EXERCISE DIRECTIONS
Every entry must be given again exactly.

EXCERPTED RECORDS
★ ★ ★

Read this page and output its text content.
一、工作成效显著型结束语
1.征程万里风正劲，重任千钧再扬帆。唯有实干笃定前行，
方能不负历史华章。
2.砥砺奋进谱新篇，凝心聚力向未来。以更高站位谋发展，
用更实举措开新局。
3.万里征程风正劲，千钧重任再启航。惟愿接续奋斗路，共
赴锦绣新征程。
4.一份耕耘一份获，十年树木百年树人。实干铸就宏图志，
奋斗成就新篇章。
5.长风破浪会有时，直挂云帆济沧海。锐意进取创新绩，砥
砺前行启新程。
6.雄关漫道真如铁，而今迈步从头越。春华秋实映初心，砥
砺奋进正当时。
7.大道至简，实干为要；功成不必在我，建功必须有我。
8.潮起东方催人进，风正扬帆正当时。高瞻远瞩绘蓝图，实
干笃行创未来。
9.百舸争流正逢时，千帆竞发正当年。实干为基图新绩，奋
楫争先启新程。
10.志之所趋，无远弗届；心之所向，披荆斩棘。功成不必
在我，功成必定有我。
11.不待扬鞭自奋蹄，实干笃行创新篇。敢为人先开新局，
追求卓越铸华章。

★ ★ ★

CORRECT OUTPUT
Read this page and output its text content.
一、工作成效显著型结束语
1.征程万里风正劲，重任千钧再扬帆。唯有实干笃定前行，
方能不负历史华章。
2.砥砺奋进谱新篇，凝心聚力向未来。以更高站位谋发展，
用更实举措开新局。
3.万里征程风正劲，千钧重任再启航。惟愿接续奋斗路，共
赴锦绣新征程。
4.一份耕耘一份获，十年树木百年树人。实干铸就宏图志，
奋斗成就新篇章。
5.长风破浪会有时，直挂云帆济沧海。锐意进取创新绩，砥
砺前行启新程。
6.雄关漫道真如铁，而今迈步从头越。春华秋实映初心，砥
砺奋进正当时。
7.大道至简，实干为要；功成不必在我，建功必须有我。
8.潮起东方催人进，风正扬帆正当时。高瞻远瞩绘蓝图，实
干笃行创未来。
9.百舸争流正逢时，千帆竞发正当年。实干为基图新绩，奋
楫争先启新程。
10.志之所趋，无远弗届；心之所向，披荆斩棘。功成不必
在我，功成必定有我。
11.不待扬鞭自奋蹄，实干笃行创新篇。敢为人先开新局，
追求卓越铸华章。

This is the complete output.